The request:
Retype the records below exactly as they appear, but leave out any pictures.

Material provided:
--- BEGIN ---

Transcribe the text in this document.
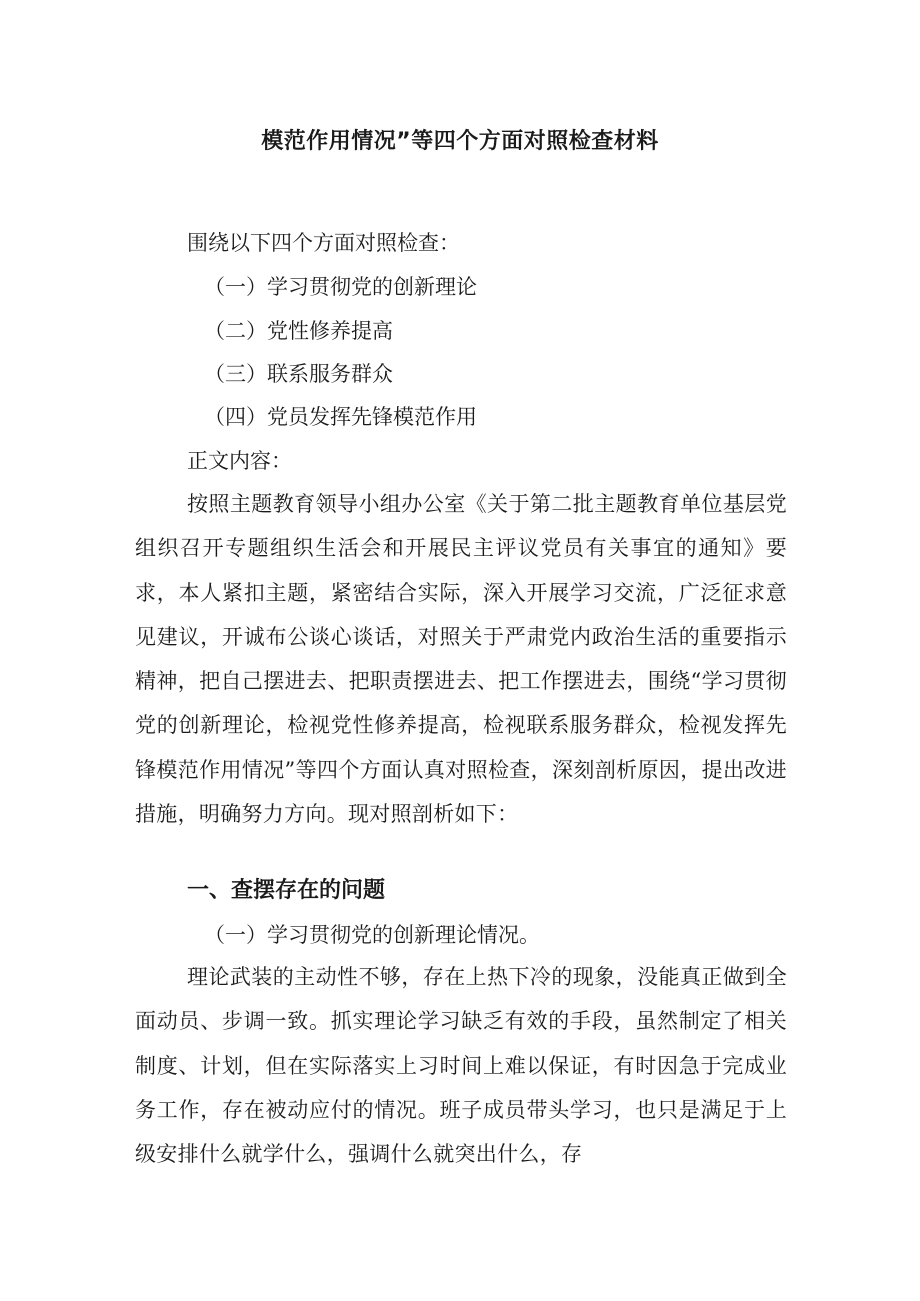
模范作用情况”等四个方面对照检查材料
围绕以下四个方面对照检查：
（一）学习贯彻党的创新理论
（二）党性修养提高
（三）联系服务群众
（四）党员发挥先锋模范作用
正文内容：
按照主题教育领导小组办公室《关于第二批主题教育单位基层党组织召开专题组织生活会和开展民主评议党员有关事宜的通知》要求，本人紧扣主题，紧密结合实际，深入开展学习交流，广泛征求意见建议，开诚布公谈心谈话，对照关于严肃党内政治生活的重要指示精神，把自己摆进去、把职责摆进去、把工作摆进去，围绕“学习贯彻党的创新理论，检视党性修养提高，检视联系服务群众，检视发挥先锋模范作用情况”等四个方面认真对照检查，深刻剖析原因，提出改进措施，明确努力方向。现对照剖析如下：
一、查摆存在的问题
（一）学习贯彻党的创新理论情况。
理论武装的主动性不够，存在上热下冷的现象，没能真正做到全面动员、步调一致。抓实理论学习缺乏有效的手段，虽然制定了相关制度、计划，但在实际落实上习时间上难以保证，有时因急于完成业务工作，存在被动应付的情况。班子成员带头学习，也只是满足于上级安排什么就学什么，强调什么就突出什么，存
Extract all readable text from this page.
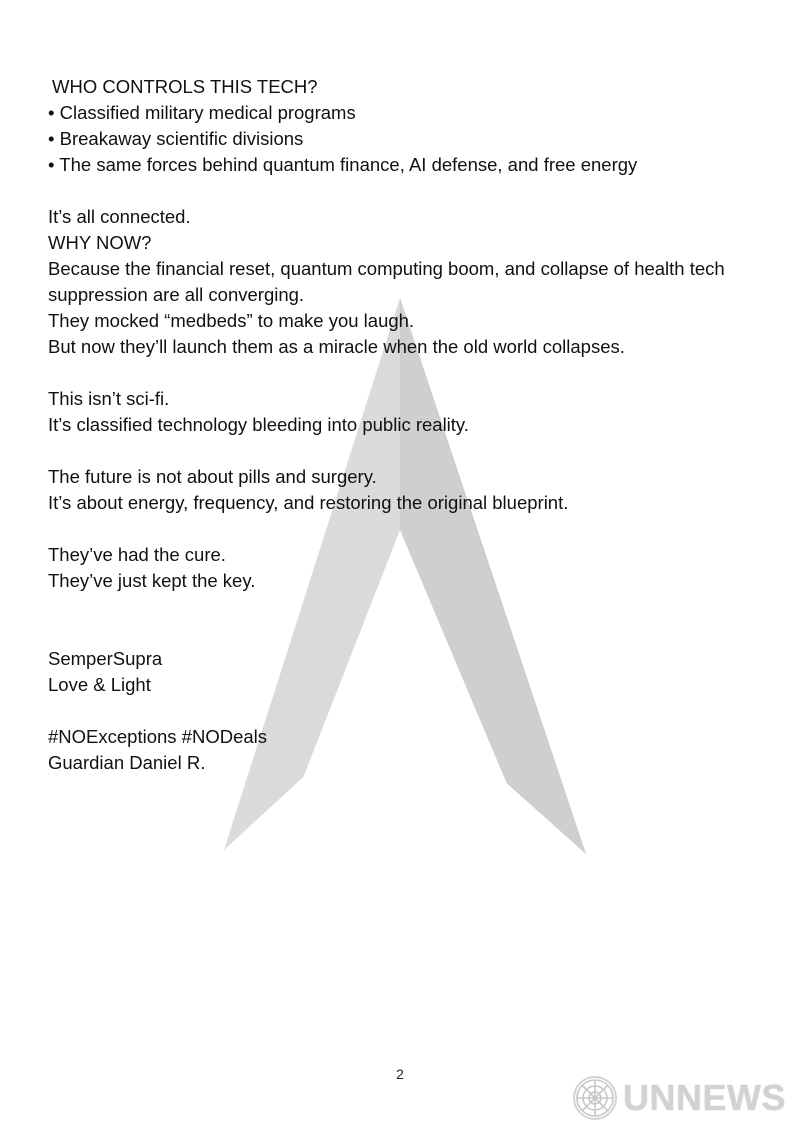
WHO CONTROLS THIS TECH?

• Classified military medical programs
• Breakaway scientific divisions
• The same forces behind quantum finance, AI defense, and free energy

It’s all connected.

WHY NOW?

Because the financial reset, quantum computing boom, and collapse of health tech suppression are all converging.

They mocked “medbeds” to make you laugh.

But now they’ll launch them as a miracle when the old world collapses.

This isn’t sci-fi.

It’s classified technology bleeding into public reality.

The future is not about pills and surgery.

It’s about energy, frequency, and restoring the original blueprint.

They’ve had the cure.

They’ve just kept the key.

SemperSupra

Love & Light

#NOExceptions #NODeals

Guardian Daniel R.

2
UNNEWS
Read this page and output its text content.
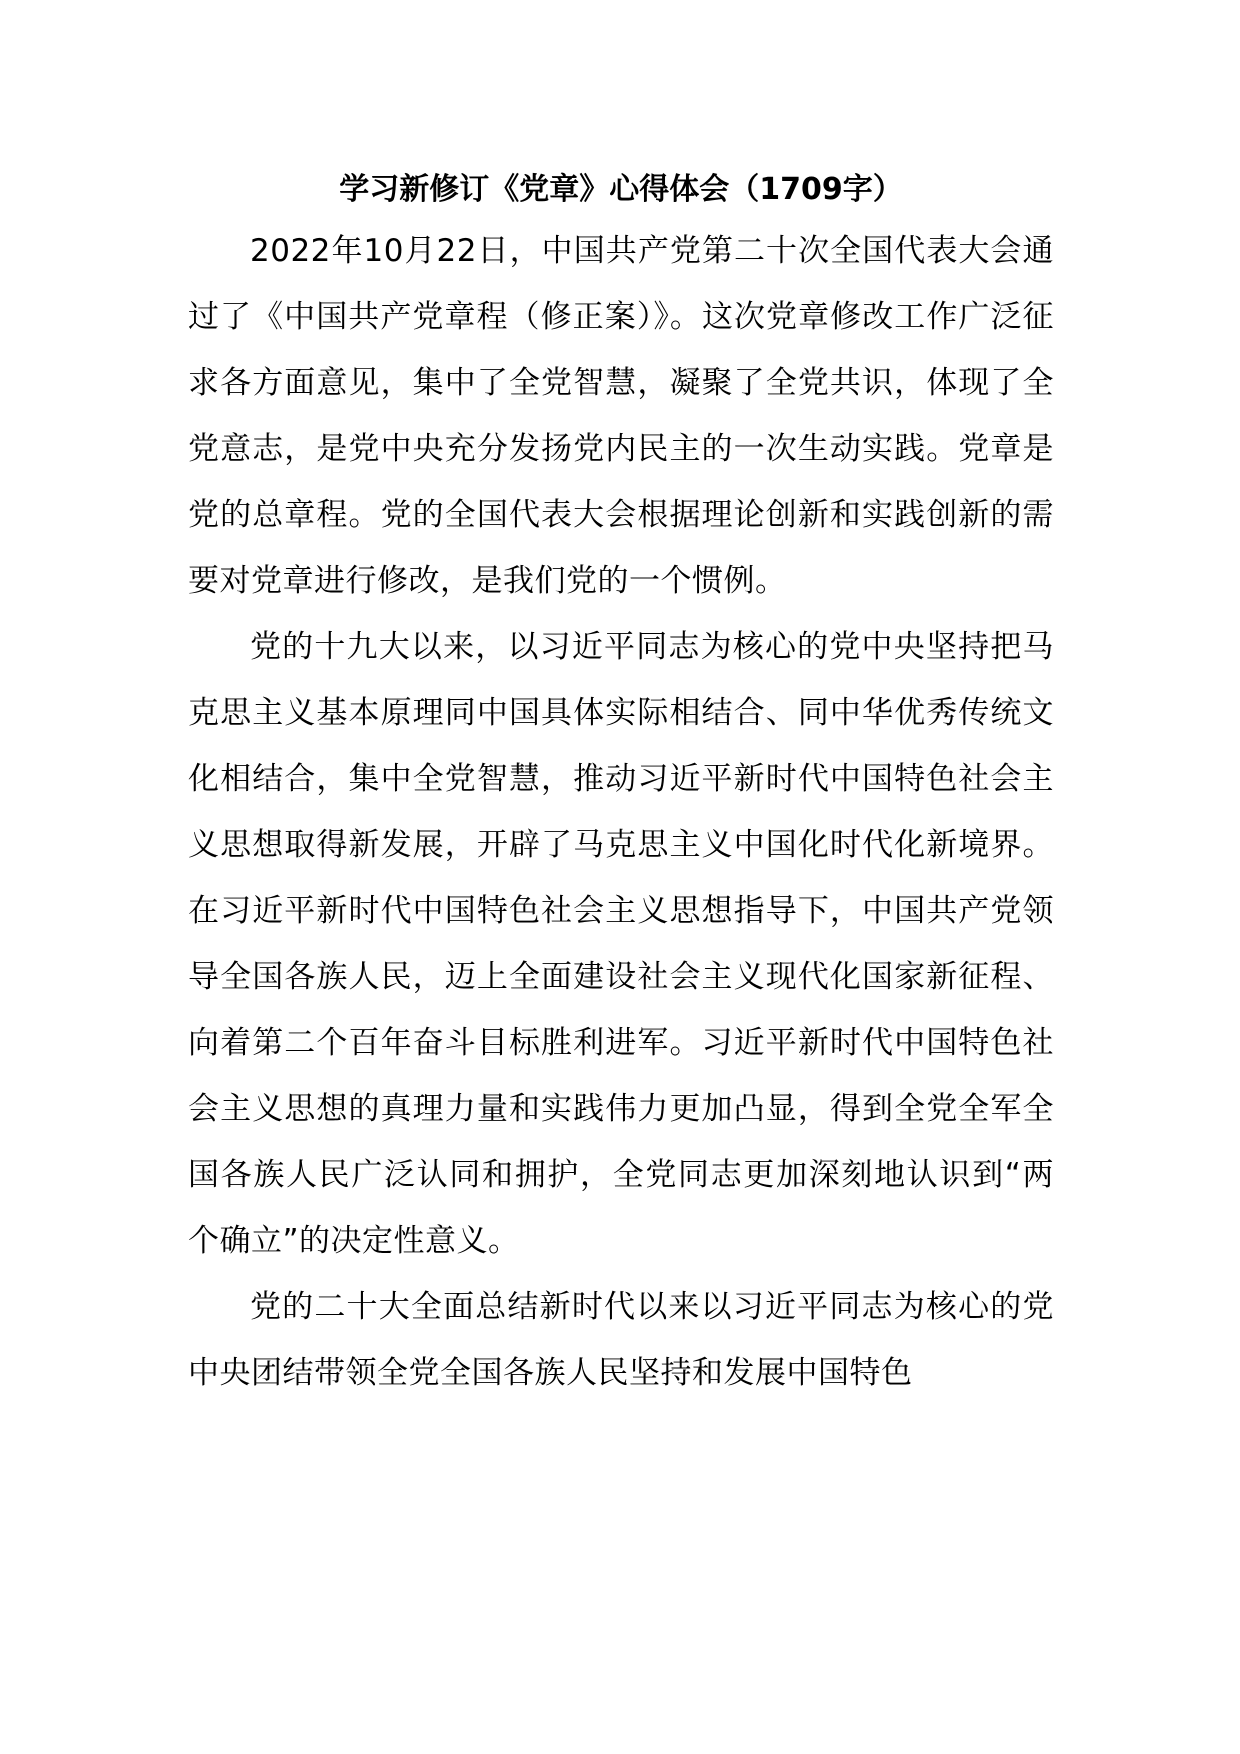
学习新修订《党章》心得体会（1709字）

2022年10月22日，中国共产党第二十次全国代表大会通过了《中国共产党章程（修正案）》。这次党章修改工作广泛征求各方面意见，集中了全党智慧，凝聚了全党共识，体现了全党意志，是党中央充分发扬党内民主的一次生动实践。党章是党的总章程。党的全国代表大会根据理论创新和实践创新的需要对党章进行修改，是我们党的一个惯例。

党的十九大以来，以习近平同志为核心的党中央坚持把马克思主义基本原理同中国具体实际相结合、同中华优秀传统文化相结合，集中全党智慧，推动习近平新时代中国特色社会主义思想取得新发展，开辟了马克思主义中国化时代化新境界。在习近平新时代中国特色社会主义思想指导下，中国共产党领导全国各族人民，迈上全面建设社会主义现代化国家新征程、向着第二个百年奋斗目标胜利进军。习近平新时代中国特色社会主义思想的真理力量和实践伟力更加凸显，得到全党全军全国各族人民广泛认同和拥护，全党同志更加深刻地认识到“两个确立”的决定性意义。

党的二十大全面总结新时代以来以习近平同志为核心的党中央团结带领全党全国各族人民坚持和发展中国特色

--- END ---

Written reply:
Transcribe the text in this document.
模范作用情况”等四个方面对照检查材料
围绕以下四个方面对照检查：
（一）学习贯彻党的创新理论
（二）党性修养提高
（三）联系服务群众
（四）党员发挥先锋模范作用
正文内容：
按照主题教育领导小组办公室《关于第二批主题教育单位基层党组织召开专题组织生活会和开展民主评议党员有关事宜的通知》要求，本人紧扣主题，紧密结合实际，深入开展学习交流，广泛征求意见建议，开诚布公谈心谈话，对照关于严肃党内政治生活的重要指示精神，把自己摆进去、把职责摆进去、把工作摆进去，围绕“学习贯彻党的创新理论，检视党性修养提高，检视联系服务群众，检视发挥先锋模范作用情况”等四个方面认真对照检查，深刻剖析原因，提出改进措施，明确努力方向。现对照剖析如下：
一、查摆存在的问题
（一）学习贯彻党的创新理论情况。
理论武装的主动性不够，存在上热下冷的现象，没能真正做到全面动员、步调一致。抓实理论学习缺乏有效的手段，虽然制定了相关制度、计划，但在实际落实上习时间上难以保证，有时因急于完成业务工作，存在被动应付的情况。班子成员带头学习，也只是满足于上级安排什么就学什么，强调什么就突出什么，存
Extract all readable text from this page.
WHO CONTROLS THIS TECH?

• Classified military medical programs
• Breakaway scientific divisions
• The same forces behind quantum finance, AI defense, and free energy

It’s all connected.

WHY NOW?

Because the financial reset, quantum computing boom, and collapse of health tech suppression are all converging.

They mocked “medbeds” to make you laugh.

But now they’ll launch them as a miracle when the old world collapses.

This isn’t sci-fi.

It’s classified technology bleeding into public reality.

The future is not about pills and surgery.

It’s about energy, frequency, and restoring the original blueprint.

They’ve had the cure.

They’ve just kept the key.

SemperSupra

Love & Light

#NOExceptions #NODeals

Guardian Daniel R.

2
UNNEWS
Read this page and output its text content.
学习新修订《党章》心得体会（1709字）

2022年10月22日，中国共产党第二十次全国代表大会通过了《中国共产党章程（修正案）》。这次党章修改工作广泛征求各方面意见，集中了全党智慧，凝聚了全党共识，体现了全党意志，是党中央充分发扬党内民主的一次生动实践。党章是党的总章程。党的全国代表大会根据理论创新和实践创新的需要对党章进行修改，是我们党的一个惯例。

党的十九大以来，以习近平同志为核心的党中央坚持把马克思主义基本原理同中国具体实际相结合、同中华优秀传统文化相结合，集中全党智慧，推动习近平新时代中国特色社会主义思想取得新发展，开辟了马克思主义中国化时代化新境界。在习近平新时代中国特色社会主义思想指导下，中国共产党领导全国各族人民，迈上全面建设社会主义现代化国家新征程、向着第二个百年奋斗目标胜利进军。习近平新时代中国特色社会主义思想的真理力量和实践伟力更加凸显，得到全党全军全国各族人民广泛认同和拥护，全党同志更加深刻地认识到“两个确立”的决定性意义。

党的二十大全面总结新时代以来以习近平同志为核心的党中央团结带领全党全国各族人民坚持和发展中国特色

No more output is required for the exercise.